_To be done_:
Search the data for the word "text". Reproduce every line where it is found.

***

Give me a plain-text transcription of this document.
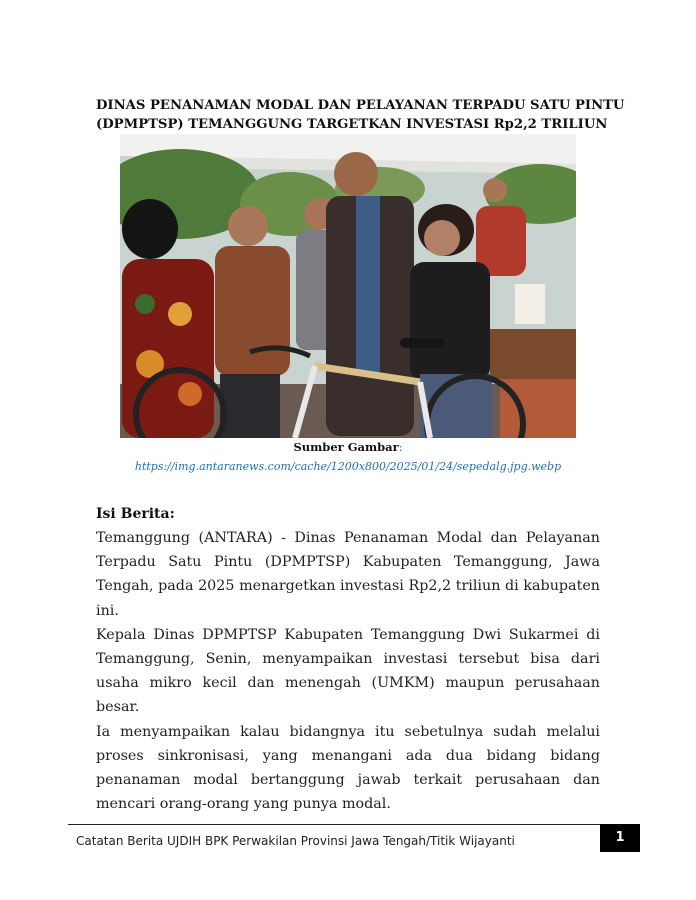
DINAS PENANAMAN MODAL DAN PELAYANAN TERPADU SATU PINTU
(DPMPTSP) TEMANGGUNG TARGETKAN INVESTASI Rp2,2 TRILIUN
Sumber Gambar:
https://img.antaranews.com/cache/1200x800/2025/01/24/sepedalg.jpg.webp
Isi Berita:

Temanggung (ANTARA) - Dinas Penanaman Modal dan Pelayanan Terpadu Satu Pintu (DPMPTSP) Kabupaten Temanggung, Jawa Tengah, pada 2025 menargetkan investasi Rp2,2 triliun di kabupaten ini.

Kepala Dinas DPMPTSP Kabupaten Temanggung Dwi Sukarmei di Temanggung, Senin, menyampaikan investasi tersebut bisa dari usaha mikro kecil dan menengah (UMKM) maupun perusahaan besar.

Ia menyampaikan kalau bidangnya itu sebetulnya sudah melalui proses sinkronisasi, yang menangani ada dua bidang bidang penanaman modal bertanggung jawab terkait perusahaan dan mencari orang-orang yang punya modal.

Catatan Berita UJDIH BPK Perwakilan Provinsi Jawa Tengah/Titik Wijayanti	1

***

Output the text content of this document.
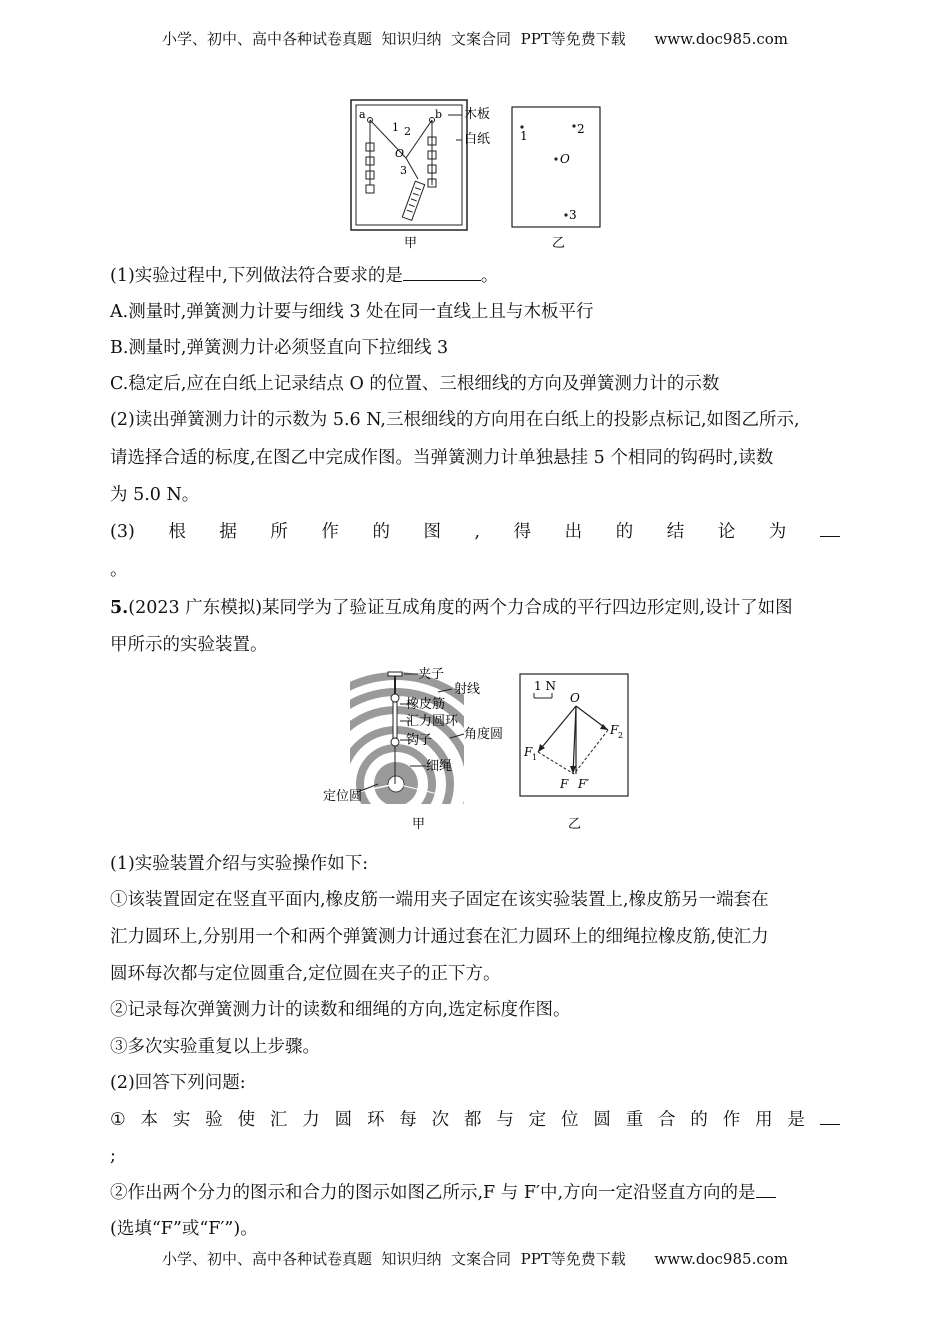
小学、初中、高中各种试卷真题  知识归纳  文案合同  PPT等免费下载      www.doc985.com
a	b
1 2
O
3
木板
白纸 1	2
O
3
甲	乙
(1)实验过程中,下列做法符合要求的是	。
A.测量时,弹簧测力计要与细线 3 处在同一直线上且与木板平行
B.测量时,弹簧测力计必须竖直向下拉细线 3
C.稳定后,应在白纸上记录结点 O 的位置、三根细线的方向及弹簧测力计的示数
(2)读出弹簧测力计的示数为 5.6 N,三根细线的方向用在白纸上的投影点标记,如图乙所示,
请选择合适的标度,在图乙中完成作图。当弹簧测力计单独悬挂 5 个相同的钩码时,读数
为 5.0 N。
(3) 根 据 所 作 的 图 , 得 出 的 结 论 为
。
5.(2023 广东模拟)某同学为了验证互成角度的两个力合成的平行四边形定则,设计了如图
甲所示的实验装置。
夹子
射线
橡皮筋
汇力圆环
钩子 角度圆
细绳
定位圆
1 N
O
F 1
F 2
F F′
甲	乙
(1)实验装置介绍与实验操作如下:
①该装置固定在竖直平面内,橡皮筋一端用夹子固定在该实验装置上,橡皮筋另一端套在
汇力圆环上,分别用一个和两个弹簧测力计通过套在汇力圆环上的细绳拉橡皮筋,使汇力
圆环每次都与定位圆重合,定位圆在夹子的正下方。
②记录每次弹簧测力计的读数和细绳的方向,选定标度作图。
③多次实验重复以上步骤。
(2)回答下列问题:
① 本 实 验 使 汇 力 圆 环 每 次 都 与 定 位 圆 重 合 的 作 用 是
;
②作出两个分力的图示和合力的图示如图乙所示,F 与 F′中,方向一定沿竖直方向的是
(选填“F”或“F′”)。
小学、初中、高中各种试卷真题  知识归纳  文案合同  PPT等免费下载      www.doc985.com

***

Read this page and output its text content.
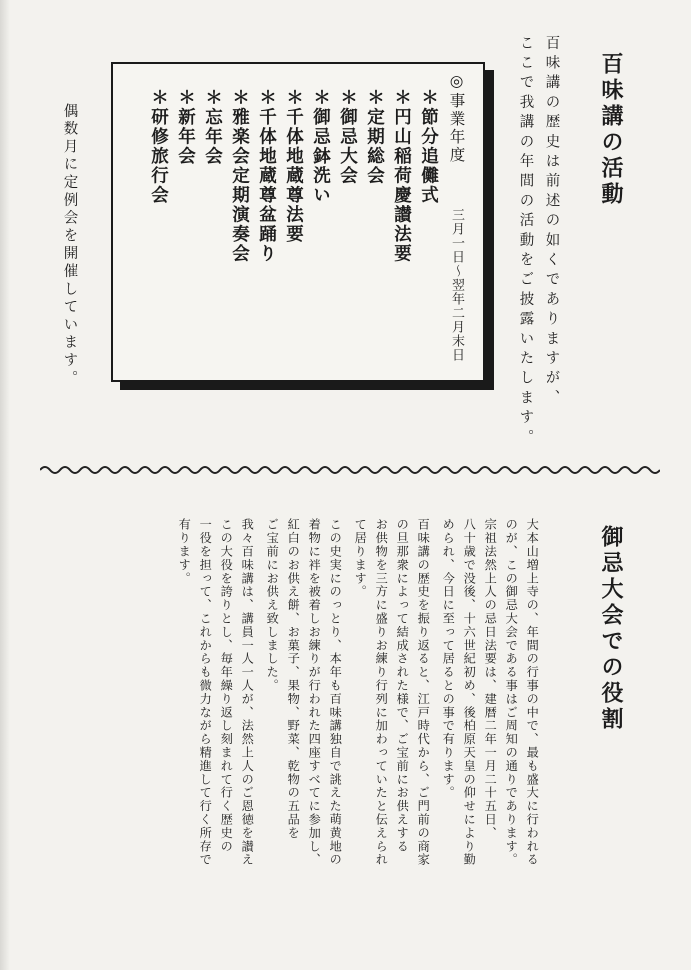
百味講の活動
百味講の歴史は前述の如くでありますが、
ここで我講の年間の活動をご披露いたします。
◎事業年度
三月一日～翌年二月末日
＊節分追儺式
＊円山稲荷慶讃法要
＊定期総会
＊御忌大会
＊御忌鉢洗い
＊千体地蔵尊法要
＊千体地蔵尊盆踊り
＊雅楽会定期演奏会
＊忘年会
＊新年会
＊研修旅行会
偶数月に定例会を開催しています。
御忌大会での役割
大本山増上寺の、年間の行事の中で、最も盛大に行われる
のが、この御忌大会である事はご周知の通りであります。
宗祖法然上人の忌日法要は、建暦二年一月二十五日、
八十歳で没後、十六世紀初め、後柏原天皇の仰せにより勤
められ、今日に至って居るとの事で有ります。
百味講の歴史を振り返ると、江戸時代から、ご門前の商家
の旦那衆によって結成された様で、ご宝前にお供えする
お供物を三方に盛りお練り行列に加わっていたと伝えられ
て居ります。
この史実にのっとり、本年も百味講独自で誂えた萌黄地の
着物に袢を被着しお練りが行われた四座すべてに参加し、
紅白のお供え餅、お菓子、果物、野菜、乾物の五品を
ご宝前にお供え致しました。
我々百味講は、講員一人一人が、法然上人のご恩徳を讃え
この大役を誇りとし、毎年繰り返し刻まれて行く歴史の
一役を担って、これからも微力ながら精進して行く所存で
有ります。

***

_Answer to this task_:
Give me a plain-text transcription of this document.
Output the text content of this document.
Read this page and output its text content.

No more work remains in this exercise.